Work required
Identify each line in the records below that contains the word "anomaly", and copy it.

(Data extracted from a collection)
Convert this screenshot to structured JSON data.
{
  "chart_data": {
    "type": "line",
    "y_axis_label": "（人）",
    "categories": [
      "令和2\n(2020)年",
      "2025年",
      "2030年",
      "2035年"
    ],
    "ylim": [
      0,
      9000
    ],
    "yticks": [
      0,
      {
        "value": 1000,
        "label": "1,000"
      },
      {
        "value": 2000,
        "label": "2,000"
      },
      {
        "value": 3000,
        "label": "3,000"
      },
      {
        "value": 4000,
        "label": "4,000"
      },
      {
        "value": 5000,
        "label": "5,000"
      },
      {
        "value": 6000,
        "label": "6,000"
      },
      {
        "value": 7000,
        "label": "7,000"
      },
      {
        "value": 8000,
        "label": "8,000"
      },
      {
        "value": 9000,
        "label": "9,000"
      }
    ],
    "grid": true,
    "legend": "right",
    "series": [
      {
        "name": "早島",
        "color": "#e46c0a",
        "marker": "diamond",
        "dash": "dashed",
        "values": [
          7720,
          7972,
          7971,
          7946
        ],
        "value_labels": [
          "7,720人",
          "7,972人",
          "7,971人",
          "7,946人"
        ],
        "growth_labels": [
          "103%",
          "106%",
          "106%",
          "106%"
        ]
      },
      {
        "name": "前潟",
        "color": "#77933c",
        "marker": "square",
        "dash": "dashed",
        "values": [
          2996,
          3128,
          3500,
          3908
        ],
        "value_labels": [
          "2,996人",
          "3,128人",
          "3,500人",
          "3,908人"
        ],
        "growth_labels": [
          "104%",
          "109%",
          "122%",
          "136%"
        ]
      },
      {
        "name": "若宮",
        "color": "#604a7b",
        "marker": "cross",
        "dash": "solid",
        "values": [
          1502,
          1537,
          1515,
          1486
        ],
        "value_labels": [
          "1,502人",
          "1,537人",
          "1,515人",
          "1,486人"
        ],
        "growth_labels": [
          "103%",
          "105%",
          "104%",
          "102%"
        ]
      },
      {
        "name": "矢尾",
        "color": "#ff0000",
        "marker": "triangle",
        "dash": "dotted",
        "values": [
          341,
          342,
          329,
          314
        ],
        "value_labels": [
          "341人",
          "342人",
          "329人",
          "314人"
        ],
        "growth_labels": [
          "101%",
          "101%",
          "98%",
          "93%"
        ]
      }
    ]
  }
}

---

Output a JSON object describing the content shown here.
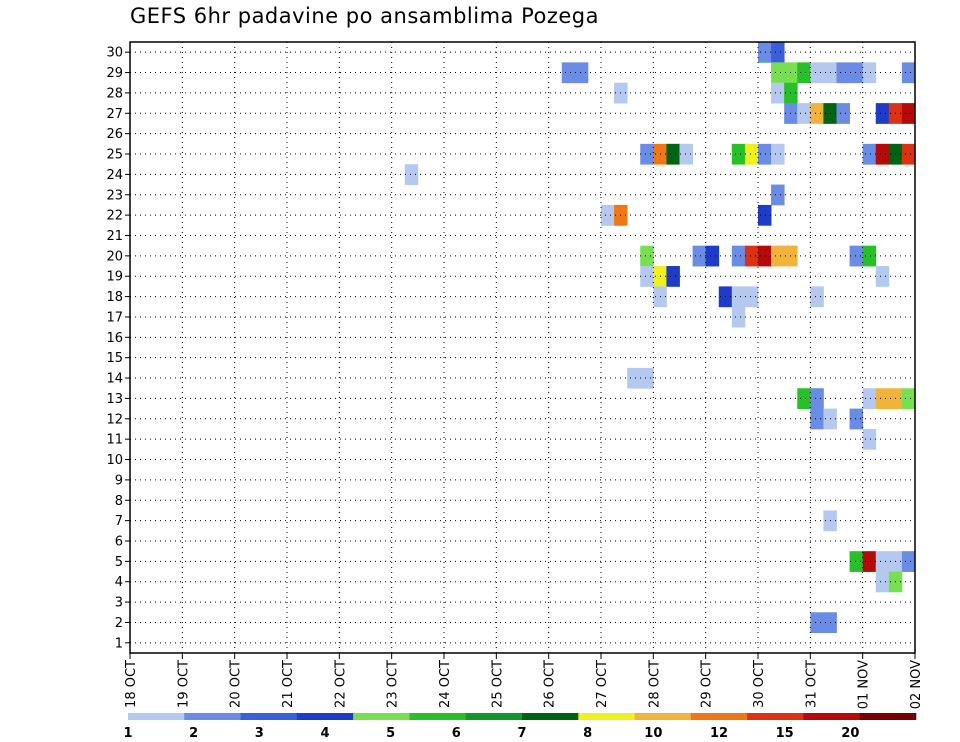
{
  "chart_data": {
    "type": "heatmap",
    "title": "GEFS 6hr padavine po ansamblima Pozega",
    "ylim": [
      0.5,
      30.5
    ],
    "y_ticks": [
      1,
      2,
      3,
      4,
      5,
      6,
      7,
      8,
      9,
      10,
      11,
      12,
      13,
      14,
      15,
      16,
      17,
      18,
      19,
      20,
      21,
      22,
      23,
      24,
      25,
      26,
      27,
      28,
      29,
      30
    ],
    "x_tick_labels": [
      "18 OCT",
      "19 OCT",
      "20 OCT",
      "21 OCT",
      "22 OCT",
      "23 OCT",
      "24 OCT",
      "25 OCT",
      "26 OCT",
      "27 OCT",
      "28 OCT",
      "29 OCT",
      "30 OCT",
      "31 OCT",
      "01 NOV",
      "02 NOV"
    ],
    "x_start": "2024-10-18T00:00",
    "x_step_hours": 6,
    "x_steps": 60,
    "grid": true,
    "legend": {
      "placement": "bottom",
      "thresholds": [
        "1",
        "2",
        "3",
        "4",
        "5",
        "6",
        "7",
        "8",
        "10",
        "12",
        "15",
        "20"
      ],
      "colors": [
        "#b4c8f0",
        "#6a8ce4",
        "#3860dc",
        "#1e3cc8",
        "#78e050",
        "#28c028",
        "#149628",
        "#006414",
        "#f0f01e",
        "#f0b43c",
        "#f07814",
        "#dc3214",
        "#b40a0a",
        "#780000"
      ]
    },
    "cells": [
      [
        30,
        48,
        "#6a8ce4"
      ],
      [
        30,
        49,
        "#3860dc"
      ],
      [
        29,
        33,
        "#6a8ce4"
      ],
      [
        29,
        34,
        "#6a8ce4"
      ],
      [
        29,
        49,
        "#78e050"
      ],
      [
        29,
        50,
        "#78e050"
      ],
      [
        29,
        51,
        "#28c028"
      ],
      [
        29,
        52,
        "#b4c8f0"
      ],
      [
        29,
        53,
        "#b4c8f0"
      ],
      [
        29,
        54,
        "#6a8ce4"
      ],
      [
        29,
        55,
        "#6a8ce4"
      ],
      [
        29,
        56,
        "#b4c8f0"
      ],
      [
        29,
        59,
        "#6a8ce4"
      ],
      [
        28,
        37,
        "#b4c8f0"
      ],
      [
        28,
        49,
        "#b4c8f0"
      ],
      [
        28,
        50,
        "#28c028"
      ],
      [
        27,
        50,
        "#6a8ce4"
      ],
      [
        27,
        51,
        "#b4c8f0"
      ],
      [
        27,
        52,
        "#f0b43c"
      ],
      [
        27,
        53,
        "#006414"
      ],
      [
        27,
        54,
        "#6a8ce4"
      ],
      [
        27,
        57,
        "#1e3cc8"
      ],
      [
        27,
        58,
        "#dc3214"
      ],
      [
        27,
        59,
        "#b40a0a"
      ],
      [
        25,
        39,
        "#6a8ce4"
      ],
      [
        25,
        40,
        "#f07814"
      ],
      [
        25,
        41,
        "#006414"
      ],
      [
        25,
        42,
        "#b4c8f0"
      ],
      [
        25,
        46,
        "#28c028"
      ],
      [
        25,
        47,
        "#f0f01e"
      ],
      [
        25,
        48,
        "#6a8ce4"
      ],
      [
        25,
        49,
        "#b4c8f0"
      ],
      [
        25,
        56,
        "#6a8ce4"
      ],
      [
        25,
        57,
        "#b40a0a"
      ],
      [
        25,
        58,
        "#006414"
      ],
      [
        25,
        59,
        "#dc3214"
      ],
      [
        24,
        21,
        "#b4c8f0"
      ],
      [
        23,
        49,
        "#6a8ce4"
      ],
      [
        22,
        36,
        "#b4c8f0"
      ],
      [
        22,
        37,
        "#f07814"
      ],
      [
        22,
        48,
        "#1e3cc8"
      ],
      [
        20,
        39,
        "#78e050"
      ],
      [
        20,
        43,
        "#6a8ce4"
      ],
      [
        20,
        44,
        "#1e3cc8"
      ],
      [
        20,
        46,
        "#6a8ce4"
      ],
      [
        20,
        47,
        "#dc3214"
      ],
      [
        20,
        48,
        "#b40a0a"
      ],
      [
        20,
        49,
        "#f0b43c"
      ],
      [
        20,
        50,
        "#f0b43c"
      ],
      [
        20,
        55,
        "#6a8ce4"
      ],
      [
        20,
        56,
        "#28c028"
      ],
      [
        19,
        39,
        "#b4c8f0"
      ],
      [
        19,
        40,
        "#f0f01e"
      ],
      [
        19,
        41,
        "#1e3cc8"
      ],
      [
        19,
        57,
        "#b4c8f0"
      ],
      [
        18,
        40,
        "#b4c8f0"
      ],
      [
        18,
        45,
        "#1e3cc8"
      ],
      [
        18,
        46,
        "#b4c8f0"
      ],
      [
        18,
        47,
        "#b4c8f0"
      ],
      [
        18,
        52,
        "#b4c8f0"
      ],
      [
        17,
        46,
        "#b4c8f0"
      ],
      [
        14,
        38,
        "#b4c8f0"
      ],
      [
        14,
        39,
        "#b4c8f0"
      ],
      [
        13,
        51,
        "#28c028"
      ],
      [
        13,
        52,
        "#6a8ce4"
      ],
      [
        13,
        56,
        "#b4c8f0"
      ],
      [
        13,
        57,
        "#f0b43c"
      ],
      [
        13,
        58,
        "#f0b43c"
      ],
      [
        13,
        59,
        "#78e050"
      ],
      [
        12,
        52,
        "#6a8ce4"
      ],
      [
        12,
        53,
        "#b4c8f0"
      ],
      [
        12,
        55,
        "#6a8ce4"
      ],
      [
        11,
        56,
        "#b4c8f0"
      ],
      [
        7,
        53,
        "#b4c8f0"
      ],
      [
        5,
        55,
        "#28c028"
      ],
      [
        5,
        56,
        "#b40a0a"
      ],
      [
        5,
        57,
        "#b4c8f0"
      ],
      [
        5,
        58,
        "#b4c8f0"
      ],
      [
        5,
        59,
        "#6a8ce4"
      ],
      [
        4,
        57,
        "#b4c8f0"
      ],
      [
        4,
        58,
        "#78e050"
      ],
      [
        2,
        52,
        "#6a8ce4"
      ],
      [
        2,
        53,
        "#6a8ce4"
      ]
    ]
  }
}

--

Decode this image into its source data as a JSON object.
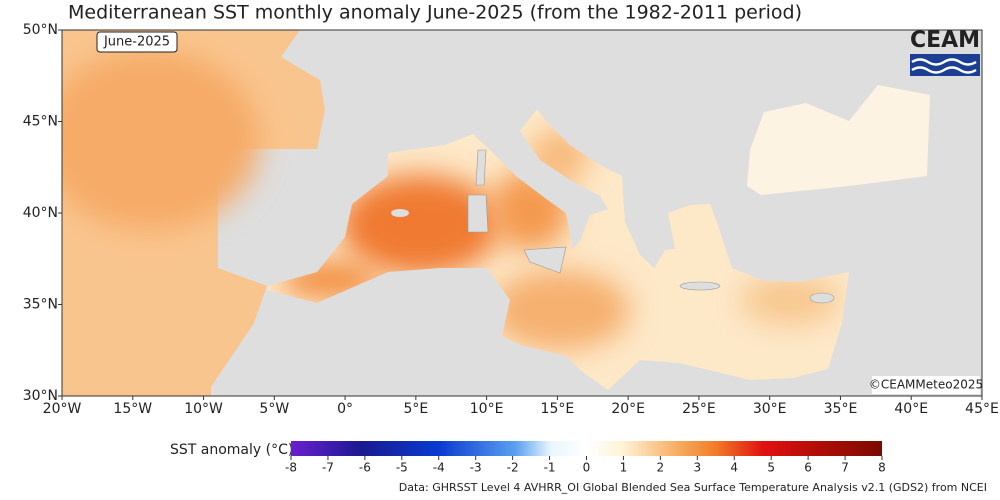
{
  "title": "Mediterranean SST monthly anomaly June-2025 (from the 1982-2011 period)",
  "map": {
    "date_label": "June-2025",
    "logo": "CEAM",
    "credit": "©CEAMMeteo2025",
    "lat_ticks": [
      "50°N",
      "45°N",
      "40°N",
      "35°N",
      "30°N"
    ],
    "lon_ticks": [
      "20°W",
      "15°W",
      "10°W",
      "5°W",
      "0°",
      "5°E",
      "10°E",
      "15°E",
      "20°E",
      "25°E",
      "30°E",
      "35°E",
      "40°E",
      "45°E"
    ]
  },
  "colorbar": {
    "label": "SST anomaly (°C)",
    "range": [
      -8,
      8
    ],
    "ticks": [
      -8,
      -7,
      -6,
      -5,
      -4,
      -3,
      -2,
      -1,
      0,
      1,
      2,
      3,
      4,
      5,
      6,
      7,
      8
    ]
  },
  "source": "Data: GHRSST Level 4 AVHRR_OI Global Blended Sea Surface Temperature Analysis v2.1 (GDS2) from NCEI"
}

The reply
  "title": "Mediterranean SST monthly anomaly June-2025 (from the 1982-2011 period)",
    "label": "SST anomaly (°C)",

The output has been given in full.